## What you are asked to do
Search the material below for the word "Verde". Copy every line that has it.

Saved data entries
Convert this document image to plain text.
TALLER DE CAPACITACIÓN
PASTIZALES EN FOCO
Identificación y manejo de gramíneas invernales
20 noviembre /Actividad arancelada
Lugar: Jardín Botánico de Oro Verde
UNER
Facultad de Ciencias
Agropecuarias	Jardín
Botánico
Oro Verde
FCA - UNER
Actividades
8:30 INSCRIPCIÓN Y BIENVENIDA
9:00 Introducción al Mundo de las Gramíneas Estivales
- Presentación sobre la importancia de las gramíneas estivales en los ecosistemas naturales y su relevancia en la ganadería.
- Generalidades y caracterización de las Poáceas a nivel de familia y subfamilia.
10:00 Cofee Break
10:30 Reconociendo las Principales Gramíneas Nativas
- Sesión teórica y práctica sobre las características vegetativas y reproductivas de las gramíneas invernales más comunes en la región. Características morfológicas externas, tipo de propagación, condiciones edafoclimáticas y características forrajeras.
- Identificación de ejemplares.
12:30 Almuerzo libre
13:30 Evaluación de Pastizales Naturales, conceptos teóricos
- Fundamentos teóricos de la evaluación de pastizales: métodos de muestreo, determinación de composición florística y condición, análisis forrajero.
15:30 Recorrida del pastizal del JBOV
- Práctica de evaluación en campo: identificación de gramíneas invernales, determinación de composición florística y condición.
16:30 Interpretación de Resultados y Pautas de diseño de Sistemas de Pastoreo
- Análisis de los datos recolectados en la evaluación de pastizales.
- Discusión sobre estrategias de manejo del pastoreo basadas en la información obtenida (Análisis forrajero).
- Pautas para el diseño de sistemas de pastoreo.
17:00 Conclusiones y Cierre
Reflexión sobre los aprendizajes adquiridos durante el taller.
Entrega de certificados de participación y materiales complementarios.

--

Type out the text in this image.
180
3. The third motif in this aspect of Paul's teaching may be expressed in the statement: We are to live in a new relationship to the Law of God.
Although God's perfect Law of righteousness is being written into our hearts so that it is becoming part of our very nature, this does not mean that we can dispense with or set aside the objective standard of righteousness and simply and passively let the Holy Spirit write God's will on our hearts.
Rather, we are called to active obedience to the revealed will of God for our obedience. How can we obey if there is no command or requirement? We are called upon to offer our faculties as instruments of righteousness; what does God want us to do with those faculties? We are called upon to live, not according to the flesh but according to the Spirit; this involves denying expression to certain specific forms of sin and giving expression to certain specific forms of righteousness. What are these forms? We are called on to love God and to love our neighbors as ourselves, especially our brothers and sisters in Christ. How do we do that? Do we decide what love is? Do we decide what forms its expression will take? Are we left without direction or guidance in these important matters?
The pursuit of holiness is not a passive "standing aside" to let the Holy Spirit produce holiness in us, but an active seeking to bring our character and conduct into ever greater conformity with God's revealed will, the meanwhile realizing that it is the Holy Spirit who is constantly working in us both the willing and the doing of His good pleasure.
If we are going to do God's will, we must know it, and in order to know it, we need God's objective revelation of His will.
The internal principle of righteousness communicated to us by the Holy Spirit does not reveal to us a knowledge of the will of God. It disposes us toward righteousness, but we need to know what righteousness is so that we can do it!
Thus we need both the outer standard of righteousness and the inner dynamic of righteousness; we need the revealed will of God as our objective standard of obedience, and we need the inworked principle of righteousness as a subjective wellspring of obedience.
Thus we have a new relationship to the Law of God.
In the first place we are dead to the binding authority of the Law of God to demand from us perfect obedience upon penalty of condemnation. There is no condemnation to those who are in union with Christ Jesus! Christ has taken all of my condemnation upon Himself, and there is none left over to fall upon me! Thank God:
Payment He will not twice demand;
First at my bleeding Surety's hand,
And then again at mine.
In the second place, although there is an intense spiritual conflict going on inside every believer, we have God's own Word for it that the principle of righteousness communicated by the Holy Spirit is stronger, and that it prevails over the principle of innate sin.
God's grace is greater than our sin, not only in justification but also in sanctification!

## Solution to this task
Lugar: Jardín Botánico de Oro Verde
Oro Verde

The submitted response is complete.